§ **Problem description**: Transcribe every entry word for word, but skip the images.

Extracted data entries

==========

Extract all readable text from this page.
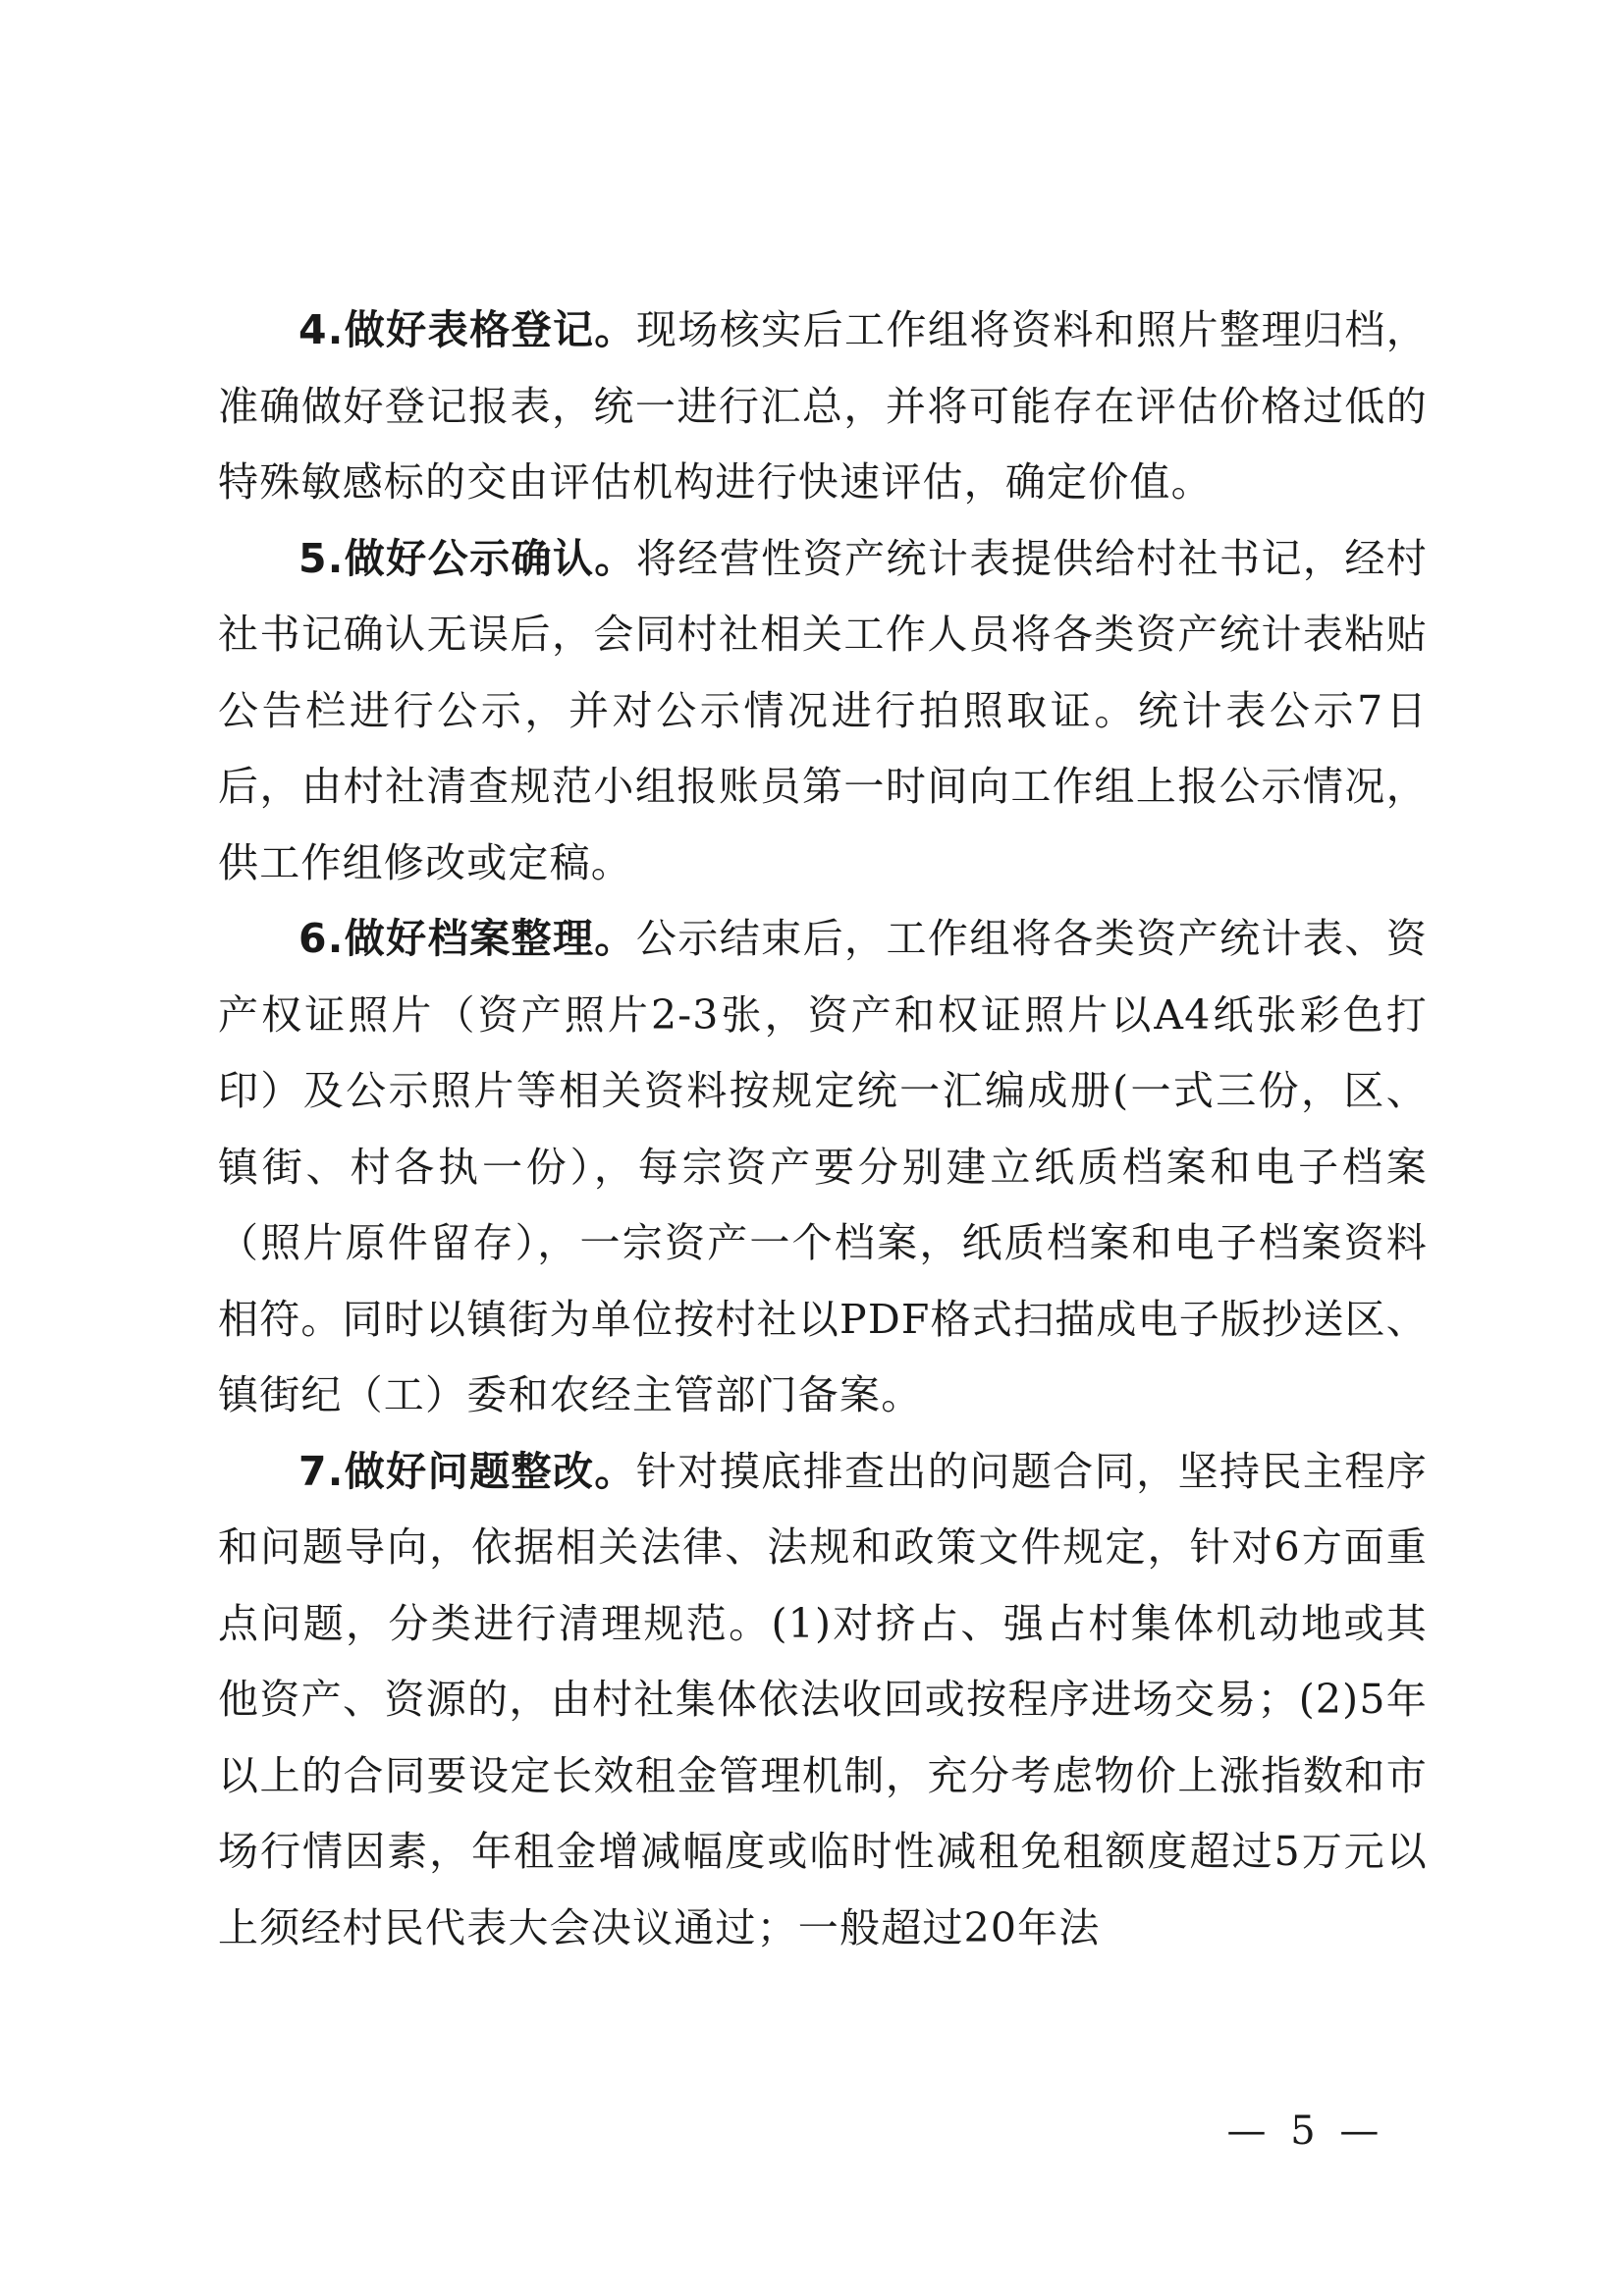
4.做好表格登记。现场核实后工作组将资料和照片整理归档，准确做好登记报表，统一进行汇总，并将可能存在评估价格过低的特殊敏感标的交由评估机构进行快速评估，确定价值。

5.做好公示确认。将经营性资产统计表提供给村社书记，经村社书记确认无误后，会同村社相关工作人员将各类资产统计表粘贴公告栏进行公示，并对公示情况进行拍照取证。统计表公示7日后，由村社清查规范小组报账员第一时间向工作组上报公示情况，供工作组修改或定稿。

6.做好档案整理。公示结束后，工作组将各类资产统计表、资产权证照片（资产照片2-3张，资产和权证照片以A4纸张彩色打印）及公示照片等相关资料按规定统一汇编成册(一式三份，区、镇街、村各执一份），每宗资产要分别建立纸质档案和电子档案（照片原件留存），一宗资产一个档案，纸质档案和电子档案资料相符。同时以镇街为单位按村社以PDF格式扫描成电子版抄送区、镇街纪（工）委和农经主管部门备案。

7.做好问题整改。针对摸底排查出的问题合同，坚持民主程序和问题导向，依据相关法律、法规和政策文件规定，针对6方面重点问题，分类进行清理规范。(1)对挤占、强占村集体机动地或其他资产、资源的，由村社集体依法收回或按程序进场交易；(2)5年以上的合同要设定长效租金管理机制，充分考虑物价上涨指数和市场行情因素，年租金增减幅度或临时性减租免租额度超过5万元以上须经村民代表大会决议通过；一般超过20年法

— 5 —
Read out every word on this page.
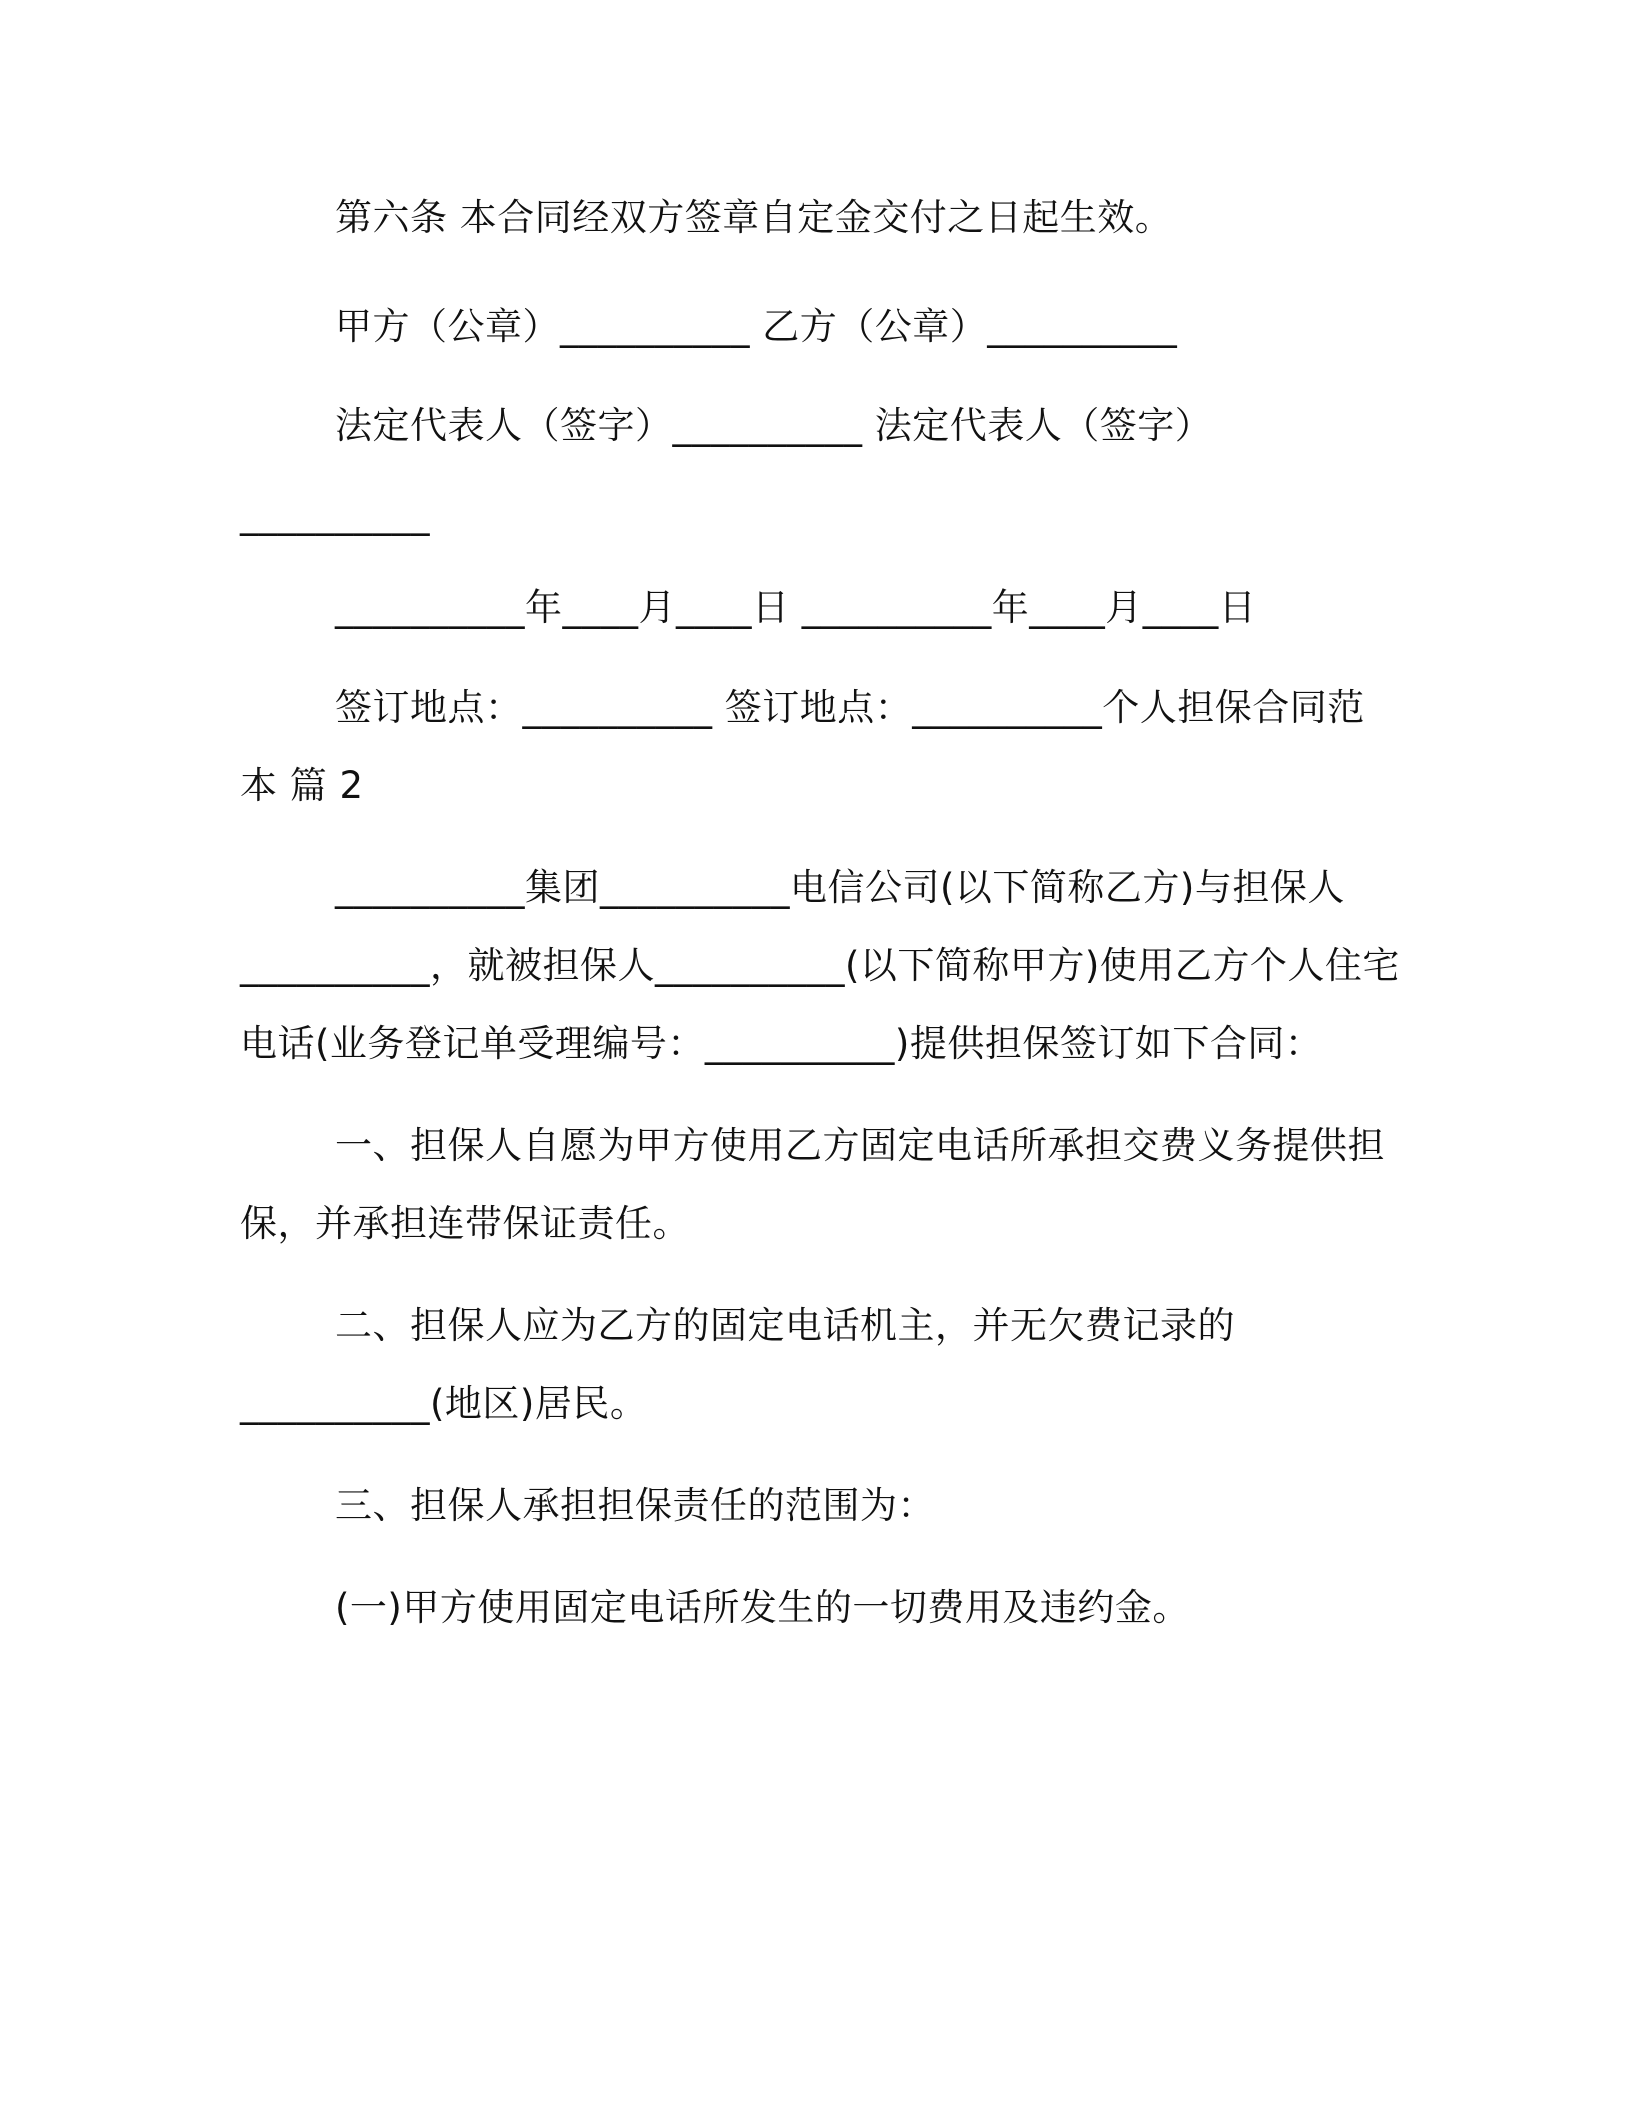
第六条 本合同经双方签章自定金交付之日起生效。
甲方（公章）__________ 乙方（公章）__________
法定代表人（签字）__________ 法定代表人（签字）
__________
__________年____月____日 __________年____月____日
签订地点：__________ 签订地点：__________个人担保合同范
本 篇 2
__________集团__________电信公司(以下简称乙方)与担保人
__________，就被担保人__________(以下简称甲方)使用乙方个人住宅
电话(业务登记单受理编号：__________)提供担保签订如下合同：
一、担保人自愿为甲方使用乙方固定电话所承担交费义务提供担
保，并承担连带保证责任。
二、担保人应为乙方的固定电话机主，并无欠费记录的
__________(地区)居民。
三、担保人承担担保责任的范围为：
(一)甲方使用固定电话所发生的一切费用及违约金。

==========

§ **Solved exercise**:
Extract all readable text from this page.
4.做好表格登记。现场核实后工作组将资料和照片整理归档，准确做好登记报表，统一进行汇总，并将可能存在评估价格过低的特殊敏感标的交由评估机构进行快速评估，确定价值。

5.做好公示确认。将经营性资产统计表提供给村社书记，经村社书记确认无误后，会同村社相关工作人员将各类资产统计表粘贴公告栏进行公示，并对公示情况进行拍照取证。统计表公示7日后，由村社清查规范小组报账员第一时间向工作组上报公示情况，供工作组修改或定稿。

6.做好档案整理。公示结束后，工作组将各类资产统计表、资产权证照片（资产照片2-3张，资产和权证照片以A4纸张彩色打印）及公示照片等相关资料按规定统一汇编成册(一式三份，区、镇街、村各执一份），每宗资产要分别建立纸质档案和电子档案（照片原件留存），一宗资产一个档案，纸质档案和电子档案资料相符。同时以镇街为单位按村社以PDF格式扫描成电子版抄送区、镇街纪（工）委和农经主管部门备案。

7.做好问题整改。针对摸底排查出的问题合同，坚持民主程序和问题导向，依据相关法律、法规和政策文件规定，针对6方面重点问题，分类进行清理规范。(1)对挤占、强占村集体机动地或其他资产、资源的，由村社集体依法收回或按程序进场交易；(2)5年以上的合同要设定长效租金管理机制，充分考虑物价上涨指数和市场行情因素，年租金增减幅度或临时性减租免租额度超过5万元以上须经村民代表大会决议通过；一般超过20年法

— 5 —
Read out every word on this page.
第六条 本合同经双方签章自定金交付之日起生效。
甲方（公章）__________ 乙方（公章）__________
法定代表人（签字）__________ 法定代表人（签字）
__________
__________年____月____日 __________年____月____日
签订地点：__________ 签订地点：__________个人担保合同范
本 篇 2
__________集团__________电信公司(以下简称乙方)与担保人
__________，就被担保人__________(以下简称甲方)使用乙方个人住宅
电话(业务登记单受理编号：__________)提供担保签订如下合同：
一、担保人自愿为甲方使用乙方固定电话所承担交费义务提供担
保，并承担连带保证责任。
二、担保人应为乙方的固定电话机主，并无欠费记录的
__________(地区)居民。
三、担保人承担担保责任的范围为：
(一)甲方使用固定电话所发生的一切费用及违约金。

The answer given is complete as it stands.